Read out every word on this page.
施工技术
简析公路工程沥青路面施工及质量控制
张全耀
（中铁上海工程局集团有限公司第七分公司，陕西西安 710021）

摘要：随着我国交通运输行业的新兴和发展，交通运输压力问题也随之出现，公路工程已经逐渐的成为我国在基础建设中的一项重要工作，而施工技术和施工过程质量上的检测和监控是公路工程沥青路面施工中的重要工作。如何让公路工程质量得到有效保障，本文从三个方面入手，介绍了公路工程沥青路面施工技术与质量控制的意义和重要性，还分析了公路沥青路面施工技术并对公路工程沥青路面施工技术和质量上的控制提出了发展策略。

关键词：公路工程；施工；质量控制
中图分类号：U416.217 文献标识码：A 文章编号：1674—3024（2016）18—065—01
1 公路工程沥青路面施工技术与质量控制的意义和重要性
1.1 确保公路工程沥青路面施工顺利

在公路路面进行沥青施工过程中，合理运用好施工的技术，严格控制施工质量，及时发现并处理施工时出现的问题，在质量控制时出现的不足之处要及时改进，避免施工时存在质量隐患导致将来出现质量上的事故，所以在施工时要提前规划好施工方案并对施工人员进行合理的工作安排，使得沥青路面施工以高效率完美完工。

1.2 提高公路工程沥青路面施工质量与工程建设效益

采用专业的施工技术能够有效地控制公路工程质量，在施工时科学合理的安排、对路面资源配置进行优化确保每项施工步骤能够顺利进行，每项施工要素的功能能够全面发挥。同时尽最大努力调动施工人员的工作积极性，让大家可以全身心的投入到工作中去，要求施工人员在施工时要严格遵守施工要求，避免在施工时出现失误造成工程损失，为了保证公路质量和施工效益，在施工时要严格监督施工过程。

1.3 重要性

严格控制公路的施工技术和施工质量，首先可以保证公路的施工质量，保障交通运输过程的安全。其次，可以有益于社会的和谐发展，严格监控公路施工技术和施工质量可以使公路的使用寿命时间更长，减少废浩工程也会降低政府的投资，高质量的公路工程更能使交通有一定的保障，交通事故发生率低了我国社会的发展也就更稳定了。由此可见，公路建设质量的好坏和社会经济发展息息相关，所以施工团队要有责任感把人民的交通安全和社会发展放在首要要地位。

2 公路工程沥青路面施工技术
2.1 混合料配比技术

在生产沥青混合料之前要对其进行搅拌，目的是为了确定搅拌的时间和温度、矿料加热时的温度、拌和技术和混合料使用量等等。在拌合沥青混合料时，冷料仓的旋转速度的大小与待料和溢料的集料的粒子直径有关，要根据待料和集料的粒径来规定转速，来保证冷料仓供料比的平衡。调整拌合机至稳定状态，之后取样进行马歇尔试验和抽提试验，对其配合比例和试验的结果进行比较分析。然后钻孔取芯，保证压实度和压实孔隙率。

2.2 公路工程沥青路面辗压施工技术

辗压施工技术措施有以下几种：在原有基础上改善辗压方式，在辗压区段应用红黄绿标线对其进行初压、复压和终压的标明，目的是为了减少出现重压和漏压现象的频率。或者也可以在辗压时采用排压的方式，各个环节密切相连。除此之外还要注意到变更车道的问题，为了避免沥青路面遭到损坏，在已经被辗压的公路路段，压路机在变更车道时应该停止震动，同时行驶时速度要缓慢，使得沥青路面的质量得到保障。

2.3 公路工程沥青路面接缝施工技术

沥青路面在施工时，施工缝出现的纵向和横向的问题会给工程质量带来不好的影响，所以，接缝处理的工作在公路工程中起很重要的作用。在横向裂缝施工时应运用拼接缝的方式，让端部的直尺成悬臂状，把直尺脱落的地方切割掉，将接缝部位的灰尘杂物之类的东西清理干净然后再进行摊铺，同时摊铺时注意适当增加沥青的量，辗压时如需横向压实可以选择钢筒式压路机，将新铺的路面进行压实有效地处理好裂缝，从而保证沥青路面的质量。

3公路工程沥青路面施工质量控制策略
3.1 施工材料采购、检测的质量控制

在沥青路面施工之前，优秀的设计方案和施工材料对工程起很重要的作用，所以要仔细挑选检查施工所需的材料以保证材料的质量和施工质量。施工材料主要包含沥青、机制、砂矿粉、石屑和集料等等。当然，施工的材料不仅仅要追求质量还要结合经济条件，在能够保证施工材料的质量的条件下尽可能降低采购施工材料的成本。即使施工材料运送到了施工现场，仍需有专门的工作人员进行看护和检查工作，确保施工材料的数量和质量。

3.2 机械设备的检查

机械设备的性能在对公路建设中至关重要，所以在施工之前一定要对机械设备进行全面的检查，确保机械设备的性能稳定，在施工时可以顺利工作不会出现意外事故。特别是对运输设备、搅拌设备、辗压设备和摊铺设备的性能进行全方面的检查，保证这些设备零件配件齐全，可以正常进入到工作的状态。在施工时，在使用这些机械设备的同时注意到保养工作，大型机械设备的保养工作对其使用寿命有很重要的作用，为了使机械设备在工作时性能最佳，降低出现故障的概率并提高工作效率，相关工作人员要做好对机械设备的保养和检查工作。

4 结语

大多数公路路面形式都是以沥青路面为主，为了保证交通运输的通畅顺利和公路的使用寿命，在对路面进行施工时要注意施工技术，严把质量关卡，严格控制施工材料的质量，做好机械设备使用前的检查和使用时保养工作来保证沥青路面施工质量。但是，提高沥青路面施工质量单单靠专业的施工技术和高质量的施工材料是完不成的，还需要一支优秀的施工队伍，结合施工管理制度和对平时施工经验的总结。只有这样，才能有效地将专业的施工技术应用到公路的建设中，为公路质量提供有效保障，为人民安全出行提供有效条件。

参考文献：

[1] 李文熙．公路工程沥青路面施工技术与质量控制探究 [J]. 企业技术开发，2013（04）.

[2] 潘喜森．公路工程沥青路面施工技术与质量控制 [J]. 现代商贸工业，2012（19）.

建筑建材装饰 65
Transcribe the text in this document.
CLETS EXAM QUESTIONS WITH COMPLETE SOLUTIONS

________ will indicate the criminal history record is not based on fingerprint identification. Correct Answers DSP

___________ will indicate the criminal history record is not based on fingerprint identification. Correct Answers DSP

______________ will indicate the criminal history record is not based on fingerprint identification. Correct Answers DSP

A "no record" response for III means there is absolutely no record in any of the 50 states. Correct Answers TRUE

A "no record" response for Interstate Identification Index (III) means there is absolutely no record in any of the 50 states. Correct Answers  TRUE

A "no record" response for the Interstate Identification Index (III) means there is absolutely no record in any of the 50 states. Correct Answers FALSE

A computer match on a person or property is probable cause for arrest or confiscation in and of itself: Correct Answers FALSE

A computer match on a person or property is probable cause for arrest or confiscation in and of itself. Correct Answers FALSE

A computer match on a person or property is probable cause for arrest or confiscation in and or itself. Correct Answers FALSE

SET TASK → Extract the entries above verbatim.

WRITTEN ANSWER →
Read out every word on this page.
施工技术
简析公路工程沥青路面施工及质量控制
张全耀
（中铁上海工程局集团有限公司第七分公司，陕西西安 710021）

摘要：随着我国交通运输行业的新兴和发展，交通运输压力问题也随之出现，公路工程已经逐渐的成为我国在基础建设中的一项重要工作，而施工技术和施工过程质量上的检测和监控是公路工程沥青路面施工中的重要工作。如何让公路工程质量得到有效保障，本文从三个方面入手，介绍了公路工程沥青路面施工技术与质量控制的意义和重要性，还分析了公路沥青路面施工技术并对公路工程沥青路面施工技术和质量上的控制提出了发展策略。

关键词：公路工程；施工；质量控制
中图分类号：U416.217 文献标识码：A 文章编号：1674—3024（2016）18—065—01
1 公路工程沥青路面施工技术与质量控制的意义和重要性
1.1 确保公路工程沥青路面施工顺利

在公路路面进行沥青施工过程中，合理运用好施工的技术，严格控制施工质量，及时发现并处理施工时出现的问题，在质量控制时出现的不足之处要及时改进，避免施工时存在质量隐患导致将来出现质量上的事故，所以在施工时要提前规划好施工方案并对施工人员进行合理的工作安排，使得沥青路面施工以高效率完美完工。

1.2 提高公路工程沥青路面施工质量与工程建设效益

采用专业的施工技术能够有效地控制公路工程质量，在施工时科学合理的安排、对路面资源配置进行优化确保每项施工步骤能够顺利进行，每项施工要素的功能能够全面发挥。同时尽最大努力调动施工人员的工作积极性，让大家可以全身心的投入到工作中去，要求施工人员在施工时要严格遵守施工要求，避免在施工时出现失误造成工程损失，为了保证公路质量和施工效益，在施工时要严格监督施工过程。

1.3 重要性

严格控制公路的施工技术和施工质量，首先可以保证公路的施工质量，保障交通运输过程的安全。其次，可以有益于社会的和谐发展，严格监控公路施工技术和施工质量可以使公路的使用寿命时间更长，减少废浩工程也会降低政府的投资，高质量的公路工程更能使交通有一定的保障，交通事故发生率低了我国社会的发展也就更稳定了。由此可见，公路建设质量的好坏和社会经济发展息息相关，所以施工团队要有责任感把人民的交通安全和社会发展放在首要要地位。

2 公路工程沥青路面施工技术
2.1 混合料配比技术

在生产沥青混合料之前要对其进行搅拌，目的是为了确定搅拌的时间和温度、矿料加热时的温度、拌和技术和混合料使用量等等。在拌合沥青混合料时，冷料仓的旋转速度的大小与待料和溢料的集料的粒子直径有关，要根据待料和集料的粒径来规定转速，来保证冷料仓供料比的平衡。调整拌合机至稳定状态，之后取样进行马歇尔试验和抽提试验，对其配合比例和试验的结果进行比较分析。然后钻孔取芯，保证压实度和压实孔隙率。

2.2 公路工程沥青路面辗压施工技术

辗压施工技术措施有以下几种：在原有基础上改善辗压方式，在辗压区段应用红黄绿标线对其进行初压、复压和终压的标明，目的是为了减少出现重压和漏压现象的频率。或者也可以在辗压时采用排压的方式，各个环节密切相连。除此之外还要注意到变更车道的问题，为了避免沥青路面遭到损坏，在已经被辗压的公路路段，压路机在变更车道时应该停止震动，同时行驶时速度要缓慢，使得沥青路面的质量得到保障。

2.3 公路工程沥青路面接缝施工技术

沥青路面在施工时，施工缝出现的纵向和横向的问题会给工程质量带来不好的影响，所以，接缝处理的工作在公路工程中起很重要的作用。在横向裂缝施工时应运用拼接缝的方式，让端部的直尺成悬臂状，把直尺脱落的地方切割掉，将接缝部位的灰尘杂物之类的东西清理干净然后再进行摊铺，同时摊铺时注意适当增加沥青的量，辗压时如需横向压实可以选择钢筒式压路机，将新铺的路面进行压实有效地处理好裂缝，从而保证沥青路面的质量。

3公路工程沥青路面施工质量控制策略
3.1 施工材料采购、检测的质量控制

在沥青路面施工之前，优秀的设计方案和施工材料对工程起很重要的作用，所以要仔细挑选检查施工所需的材料以保证材料的质量和施工质量。施工材料主要包含沥青、机制、砂矿粉、石屑和集料等等。当然，施工的材料不仅仅要追求质量还要结合经济条件，在能够保证施工材料的质量的条件下尽可能降低采购施工材料的成本。即使施工材料运送到了施工现场，仍需有专门的工作人员进行看护和检查工作，确保施工材料的数量和质量。

3.2 机械设备的检查

机械设备的性能在对公路建设中至关重要，所以在施工之前一定要对机械设备进行全面的检查，确保机械设备的性能稳定，在施工时可以顺利工作不会出现意外事故。特别是对运输设备、搅拌设备、辗压设备和摊铺设备的性能进行全方面的检查，保证这些设备零件配件齐全，可以正常进入到工作的状态。在施工时，在使用这些机械设备的同时注意到保养工作，大型机械设备的保养工作对其使用寿命有很重要的作用，为了使机械设备在工作时性能最佳，降低出现故障的概率并提高工作效率，相关工作人员要做好对机械设备的保养和检查工作。

4 结语

大多数公路路面形式都是以沥青路面为主，为了保证交通运输的通畅顺利和公路的使用寿命，在对路面进行施工时要注意施工技术，严把质量关卡，严格控制施工材料的质量，做好机械设备使用前的检查和使用时保养工作来保证沥青路面施工质量。但是，提高沥青路面施工质量单单靠专业的施工技术和高质量的施工材料是完不成的，还需要一支优秀的施工队伍，结合施工管理制度和对平时施工经验的总结。只有这样，才能有效地将专业的施工技术应用到公路的建设中，为公路质量提供有效保障，为人民安全出行提供有效条件。

参考文献：

[1] 李文熙．公路工程沥青路面施工技术与质量控制探究 [J]. 企业技术开发，2013（04）.

[2] 潘喜森．公路工程沥青路面施工技术与质量控制 [J]. 现代商贸工业，2012（19）.

建筑建材装饰 65
Transcribe the text in this document.
CLETS EXAM QUESTIONS WITH COMPLETE SOLUTIONS

________ will indicate the criminal history record is not based on fingerprint identification. Correct Answers DSP

___________ will indicate the criminal history record is not based on fingerprint identification. Correct Answers DSP

______________ will indicate the criminal history record is not based on fingerprint identification. Correct Answers DSP

A "no record" response for III means there is absolutely no record in any of the 50 states. Correct Answers TRUE

A "no record" response for Interstate Identification Index (III) means there is absolutely no record in any of the 50 states. Correct Answers  TRUE

A "no record" response for the Interstate Identification Index (III) means there is absolutely no record in any of the 50 states. Correct Answers FALSE

A computer match on a person or property is probable cause for arrest or confiscation in and of itself: Correct Answers FALSE

A computer match on a person or property is probable cause for arrest or confiscation in and of itself. Correct Answers FALSE

A computer match on a person or property is probable cause for arrest or confiscation in and or itself. Correct Answers FALSE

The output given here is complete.